(Excerpts from a figure dataset)
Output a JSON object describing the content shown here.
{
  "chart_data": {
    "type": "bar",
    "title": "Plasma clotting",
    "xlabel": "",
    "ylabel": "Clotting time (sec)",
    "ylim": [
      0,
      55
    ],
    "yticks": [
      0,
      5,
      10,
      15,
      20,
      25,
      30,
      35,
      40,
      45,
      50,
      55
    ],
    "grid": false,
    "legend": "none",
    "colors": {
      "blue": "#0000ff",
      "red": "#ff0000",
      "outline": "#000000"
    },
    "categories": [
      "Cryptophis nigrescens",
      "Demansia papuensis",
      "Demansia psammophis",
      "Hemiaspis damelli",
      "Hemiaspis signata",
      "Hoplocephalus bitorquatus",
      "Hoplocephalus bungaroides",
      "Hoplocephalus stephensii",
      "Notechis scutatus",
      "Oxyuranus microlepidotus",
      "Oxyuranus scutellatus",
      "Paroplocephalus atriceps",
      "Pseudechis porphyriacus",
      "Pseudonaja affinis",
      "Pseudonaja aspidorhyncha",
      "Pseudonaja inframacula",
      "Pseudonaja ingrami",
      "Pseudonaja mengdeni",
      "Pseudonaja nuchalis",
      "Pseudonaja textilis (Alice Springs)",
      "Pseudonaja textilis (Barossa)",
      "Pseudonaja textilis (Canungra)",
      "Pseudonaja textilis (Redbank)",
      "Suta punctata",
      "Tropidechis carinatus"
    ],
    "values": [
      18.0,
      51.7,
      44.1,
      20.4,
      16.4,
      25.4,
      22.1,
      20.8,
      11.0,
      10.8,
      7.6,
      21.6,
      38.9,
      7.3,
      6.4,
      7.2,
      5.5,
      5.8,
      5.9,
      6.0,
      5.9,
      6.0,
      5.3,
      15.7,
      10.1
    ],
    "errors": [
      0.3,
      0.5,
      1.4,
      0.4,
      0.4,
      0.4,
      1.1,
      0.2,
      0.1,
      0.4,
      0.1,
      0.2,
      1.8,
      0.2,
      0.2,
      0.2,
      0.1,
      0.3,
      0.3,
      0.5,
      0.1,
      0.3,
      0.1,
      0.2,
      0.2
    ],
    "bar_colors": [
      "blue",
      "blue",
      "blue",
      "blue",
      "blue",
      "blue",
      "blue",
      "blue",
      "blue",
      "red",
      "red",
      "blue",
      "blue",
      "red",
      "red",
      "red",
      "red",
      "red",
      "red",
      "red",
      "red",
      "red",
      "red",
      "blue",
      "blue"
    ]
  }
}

» YOUR OBJECTIVE
From the records above, pull out every line containing the word "Demansia".

» RESPONSE TO THIS TASK
      "Demansia papuensis",
      "Demansia psammophis",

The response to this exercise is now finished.